#### [What is needed]
Look for the string "wkqh" and copy every line that has it.

:: Raw data ::

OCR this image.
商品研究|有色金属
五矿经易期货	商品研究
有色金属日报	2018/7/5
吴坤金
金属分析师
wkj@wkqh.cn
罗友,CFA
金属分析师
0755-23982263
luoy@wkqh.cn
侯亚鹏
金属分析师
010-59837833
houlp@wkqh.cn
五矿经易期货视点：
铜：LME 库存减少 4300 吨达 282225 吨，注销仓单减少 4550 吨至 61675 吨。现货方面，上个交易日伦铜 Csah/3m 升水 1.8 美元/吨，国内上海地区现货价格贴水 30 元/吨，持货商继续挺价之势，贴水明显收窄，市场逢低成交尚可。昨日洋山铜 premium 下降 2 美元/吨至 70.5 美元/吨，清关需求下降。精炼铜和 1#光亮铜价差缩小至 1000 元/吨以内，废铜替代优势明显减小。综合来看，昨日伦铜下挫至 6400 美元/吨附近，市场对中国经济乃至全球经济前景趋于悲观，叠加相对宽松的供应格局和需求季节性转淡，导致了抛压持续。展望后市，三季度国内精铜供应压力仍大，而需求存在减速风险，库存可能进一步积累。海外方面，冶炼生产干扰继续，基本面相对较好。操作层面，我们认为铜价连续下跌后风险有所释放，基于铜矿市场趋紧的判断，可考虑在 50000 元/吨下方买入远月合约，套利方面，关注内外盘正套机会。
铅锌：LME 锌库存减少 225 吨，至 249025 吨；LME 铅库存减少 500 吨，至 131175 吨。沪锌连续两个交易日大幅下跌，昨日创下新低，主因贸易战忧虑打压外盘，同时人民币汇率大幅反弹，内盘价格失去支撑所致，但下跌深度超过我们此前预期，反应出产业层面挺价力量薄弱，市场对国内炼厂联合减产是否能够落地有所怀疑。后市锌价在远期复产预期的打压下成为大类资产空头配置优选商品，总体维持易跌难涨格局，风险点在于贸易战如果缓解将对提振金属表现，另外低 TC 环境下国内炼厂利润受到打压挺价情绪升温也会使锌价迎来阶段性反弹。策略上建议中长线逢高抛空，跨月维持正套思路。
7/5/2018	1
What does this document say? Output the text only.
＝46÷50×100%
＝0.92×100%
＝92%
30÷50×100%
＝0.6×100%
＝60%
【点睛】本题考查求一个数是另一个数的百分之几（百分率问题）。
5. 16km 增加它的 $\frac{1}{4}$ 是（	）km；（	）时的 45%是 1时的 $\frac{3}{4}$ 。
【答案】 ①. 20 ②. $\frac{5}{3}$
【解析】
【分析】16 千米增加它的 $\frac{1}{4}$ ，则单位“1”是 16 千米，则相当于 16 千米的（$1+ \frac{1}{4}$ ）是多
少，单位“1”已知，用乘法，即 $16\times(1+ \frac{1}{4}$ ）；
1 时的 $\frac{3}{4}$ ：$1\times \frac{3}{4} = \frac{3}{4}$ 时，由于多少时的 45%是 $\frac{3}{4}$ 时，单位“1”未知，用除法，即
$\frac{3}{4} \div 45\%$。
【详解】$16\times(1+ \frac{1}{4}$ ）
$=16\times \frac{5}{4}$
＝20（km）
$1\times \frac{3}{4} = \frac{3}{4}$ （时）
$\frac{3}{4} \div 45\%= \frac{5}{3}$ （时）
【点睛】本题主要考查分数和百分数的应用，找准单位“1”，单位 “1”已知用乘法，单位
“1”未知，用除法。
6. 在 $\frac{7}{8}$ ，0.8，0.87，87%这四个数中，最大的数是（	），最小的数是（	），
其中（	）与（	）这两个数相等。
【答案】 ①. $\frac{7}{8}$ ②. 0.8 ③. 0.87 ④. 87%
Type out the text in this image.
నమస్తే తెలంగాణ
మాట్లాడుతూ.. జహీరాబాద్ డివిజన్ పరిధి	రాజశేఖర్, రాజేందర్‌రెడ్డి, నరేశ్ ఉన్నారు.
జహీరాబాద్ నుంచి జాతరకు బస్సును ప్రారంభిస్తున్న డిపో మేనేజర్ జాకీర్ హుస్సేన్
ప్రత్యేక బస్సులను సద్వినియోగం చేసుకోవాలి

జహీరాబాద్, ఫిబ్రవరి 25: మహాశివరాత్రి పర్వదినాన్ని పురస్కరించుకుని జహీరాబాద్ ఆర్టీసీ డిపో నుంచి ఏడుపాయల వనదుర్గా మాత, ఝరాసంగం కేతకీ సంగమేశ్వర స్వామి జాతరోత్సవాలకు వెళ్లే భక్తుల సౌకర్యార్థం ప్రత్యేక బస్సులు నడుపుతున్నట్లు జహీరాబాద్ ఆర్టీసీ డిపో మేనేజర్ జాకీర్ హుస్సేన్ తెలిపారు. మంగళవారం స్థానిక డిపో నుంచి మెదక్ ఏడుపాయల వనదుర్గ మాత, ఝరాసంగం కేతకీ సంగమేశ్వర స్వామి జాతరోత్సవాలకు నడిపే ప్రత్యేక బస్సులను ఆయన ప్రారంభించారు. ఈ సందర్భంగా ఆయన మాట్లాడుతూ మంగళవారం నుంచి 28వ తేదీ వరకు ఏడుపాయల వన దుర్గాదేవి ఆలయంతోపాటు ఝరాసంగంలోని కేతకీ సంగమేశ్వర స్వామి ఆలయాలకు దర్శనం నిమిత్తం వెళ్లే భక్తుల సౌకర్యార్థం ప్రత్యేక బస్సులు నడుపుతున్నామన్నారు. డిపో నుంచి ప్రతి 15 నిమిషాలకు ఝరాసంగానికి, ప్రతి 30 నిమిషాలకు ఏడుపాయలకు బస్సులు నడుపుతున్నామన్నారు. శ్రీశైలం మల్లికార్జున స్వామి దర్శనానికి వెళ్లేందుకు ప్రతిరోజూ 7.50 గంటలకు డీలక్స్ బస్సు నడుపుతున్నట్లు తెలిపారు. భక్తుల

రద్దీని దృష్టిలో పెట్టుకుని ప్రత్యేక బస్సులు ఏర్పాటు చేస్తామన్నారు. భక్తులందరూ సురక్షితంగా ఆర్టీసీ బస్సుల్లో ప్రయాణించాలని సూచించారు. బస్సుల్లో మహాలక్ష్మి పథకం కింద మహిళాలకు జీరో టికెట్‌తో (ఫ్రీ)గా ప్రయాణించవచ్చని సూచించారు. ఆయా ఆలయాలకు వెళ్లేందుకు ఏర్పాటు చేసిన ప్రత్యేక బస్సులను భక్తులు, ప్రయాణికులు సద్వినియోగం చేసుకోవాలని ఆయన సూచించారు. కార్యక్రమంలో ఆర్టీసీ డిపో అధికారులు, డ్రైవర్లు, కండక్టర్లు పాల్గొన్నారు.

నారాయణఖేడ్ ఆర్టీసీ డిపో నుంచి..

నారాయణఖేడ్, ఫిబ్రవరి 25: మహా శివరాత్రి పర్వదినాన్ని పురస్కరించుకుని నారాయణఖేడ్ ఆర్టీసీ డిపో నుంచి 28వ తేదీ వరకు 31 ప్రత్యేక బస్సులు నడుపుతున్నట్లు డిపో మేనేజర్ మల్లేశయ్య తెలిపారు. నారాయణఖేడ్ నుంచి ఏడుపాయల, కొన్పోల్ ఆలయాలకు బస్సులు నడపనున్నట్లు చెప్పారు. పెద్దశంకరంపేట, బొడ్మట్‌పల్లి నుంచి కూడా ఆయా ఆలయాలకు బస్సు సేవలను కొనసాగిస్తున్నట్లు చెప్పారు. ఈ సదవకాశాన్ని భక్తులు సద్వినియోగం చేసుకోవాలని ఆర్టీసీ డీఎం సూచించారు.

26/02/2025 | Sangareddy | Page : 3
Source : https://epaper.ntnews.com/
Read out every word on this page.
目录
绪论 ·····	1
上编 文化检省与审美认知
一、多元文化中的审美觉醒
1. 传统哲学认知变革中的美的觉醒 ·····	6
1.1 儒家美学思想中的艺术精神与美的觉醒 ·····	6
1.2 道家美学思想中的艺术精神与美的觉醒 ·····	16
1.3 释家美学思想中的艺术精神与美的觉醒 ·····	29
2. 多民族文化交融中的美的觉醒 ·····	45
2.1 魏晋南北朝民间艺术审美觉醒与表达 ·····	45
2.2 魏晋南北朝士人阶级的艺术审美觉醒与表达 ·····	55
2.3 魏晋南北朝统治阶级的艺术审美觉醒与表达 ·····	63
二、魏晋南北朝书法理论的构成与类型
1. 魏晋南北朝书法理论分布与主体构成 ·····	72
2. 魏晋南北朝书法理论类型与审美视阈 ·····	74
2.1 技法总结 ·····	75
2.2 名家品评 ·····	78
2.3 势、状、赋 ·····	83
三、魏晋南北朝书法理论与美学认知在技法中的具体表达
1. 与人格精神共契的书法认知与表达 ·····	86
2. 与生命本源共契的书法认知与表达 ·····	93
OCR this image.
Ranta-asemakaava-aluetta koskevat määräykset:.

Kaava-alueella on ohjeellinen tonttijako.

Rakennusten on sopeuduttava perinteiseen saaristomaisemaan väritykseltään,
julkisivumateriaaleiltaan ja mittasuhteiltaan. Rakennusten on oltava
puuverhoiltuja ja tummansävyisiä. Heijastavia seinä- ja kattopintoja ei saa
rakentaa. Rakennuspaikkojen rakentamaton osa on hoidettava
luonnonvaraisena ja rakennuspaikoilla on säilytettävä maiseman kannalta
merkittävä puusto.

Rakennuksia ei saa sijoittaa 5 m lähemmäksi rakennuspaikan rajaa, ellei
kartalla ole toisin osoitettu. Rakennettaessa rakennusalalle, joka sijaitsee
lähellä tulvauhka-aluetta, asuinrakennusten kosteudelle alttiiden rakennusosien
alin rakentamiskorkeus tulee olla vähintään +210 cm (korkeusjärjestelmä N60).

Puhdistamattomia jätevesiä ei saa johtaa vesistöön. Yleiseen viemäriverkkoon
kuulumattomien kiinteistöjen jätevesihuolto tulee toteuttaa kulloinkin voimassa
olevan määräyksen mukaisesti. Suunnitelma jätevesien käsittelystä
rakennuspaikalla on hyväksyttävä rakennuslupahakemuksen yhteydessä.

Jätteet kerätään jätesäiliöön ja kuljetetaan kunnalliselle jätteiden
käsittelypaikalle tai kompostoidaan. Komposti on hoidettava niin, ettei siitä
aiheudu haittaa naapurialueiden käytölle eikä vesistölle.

:::

#### [Expected answer]
wkj@wkqh.cn
luoy@wkqh.cn
houlp@wkqh.cn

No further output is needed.